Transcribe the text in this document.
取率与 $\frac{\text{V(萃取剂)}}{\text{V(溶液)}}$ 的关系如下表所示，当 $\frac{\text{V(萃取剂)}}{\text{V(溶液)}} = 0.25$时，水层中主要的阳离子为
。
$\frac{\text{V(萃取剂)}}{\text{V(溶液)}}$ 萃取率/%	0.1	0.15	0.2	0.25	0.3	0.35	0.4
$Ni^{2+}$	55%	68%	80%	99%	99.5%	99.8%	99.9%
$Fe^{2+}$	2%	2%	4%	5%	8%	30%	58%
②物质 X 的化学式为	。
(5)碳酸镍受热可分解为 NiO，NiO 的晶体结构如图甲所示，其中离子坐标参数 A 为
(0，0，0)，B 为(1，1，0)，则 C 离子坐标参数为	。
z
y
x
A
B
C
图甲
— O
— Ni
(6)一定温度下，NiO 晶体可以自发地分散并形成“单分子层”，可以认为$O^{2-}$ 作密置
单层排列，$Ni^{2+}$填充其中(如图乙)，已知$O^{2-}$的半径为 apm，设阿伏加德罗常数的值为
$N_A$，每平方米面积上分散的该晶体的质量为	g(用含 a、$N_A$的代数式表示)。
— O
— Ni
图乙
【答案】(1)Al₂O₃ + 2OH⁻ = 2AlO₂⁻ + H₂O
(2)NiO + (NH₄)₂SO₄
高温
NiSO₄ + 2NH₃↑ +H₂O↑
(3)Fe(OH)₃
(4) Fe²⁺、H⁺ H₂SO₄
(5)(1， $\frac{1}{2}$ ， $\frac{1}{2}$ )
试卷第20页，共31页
******
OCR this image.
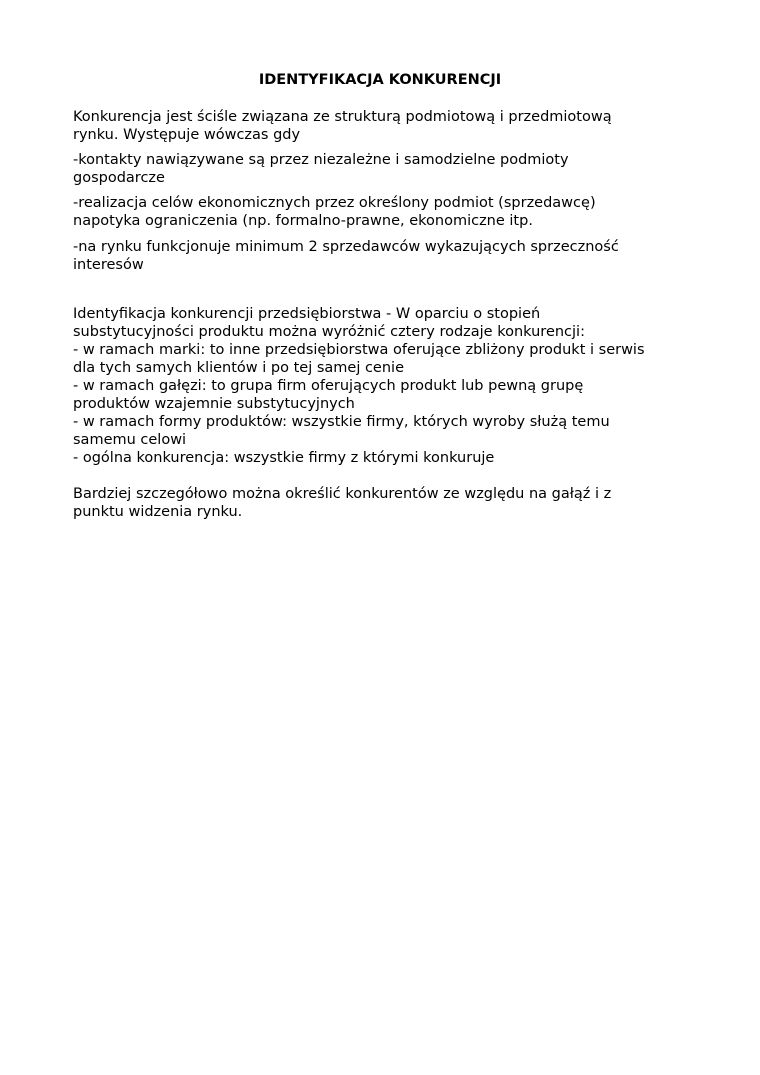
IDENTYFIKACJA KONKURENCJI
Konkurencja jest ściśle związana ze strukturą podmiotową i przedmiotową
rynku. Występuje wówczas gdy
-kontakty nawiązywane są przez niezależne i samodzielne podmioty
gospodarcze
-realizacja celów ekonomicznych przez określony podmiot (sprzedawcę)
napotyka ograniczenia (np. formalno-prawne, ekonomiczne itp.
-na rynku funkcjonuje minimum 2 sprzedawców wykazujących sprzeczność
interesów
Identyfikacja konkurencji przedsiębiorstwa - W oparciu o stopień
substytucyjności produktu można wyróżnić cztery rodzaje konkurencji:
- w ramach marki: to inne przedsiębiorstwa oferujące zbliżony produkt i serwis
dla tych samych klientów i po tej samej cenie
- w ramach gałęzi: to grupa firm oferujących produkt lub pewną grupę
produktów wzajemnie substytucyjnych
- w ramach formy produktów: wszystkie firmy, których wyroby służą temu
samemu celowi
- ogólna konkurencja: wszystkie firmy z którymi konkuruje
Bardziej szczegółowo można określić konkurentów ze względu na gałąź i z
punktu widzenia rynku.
******
*Problem details*:
Search the preceding listing for the word "ramach" and pull out every line that holds it.

*Result of this task*:
- w ramach marki: to inne przedsiębiorstwa oferujące zbliżony produkt i serwis
- w ramach gałęzi: to grupa firm oferujących produkt lub pewną grupę
- w ramach formy produktów: wszystkie firmy, których wyroby służą temu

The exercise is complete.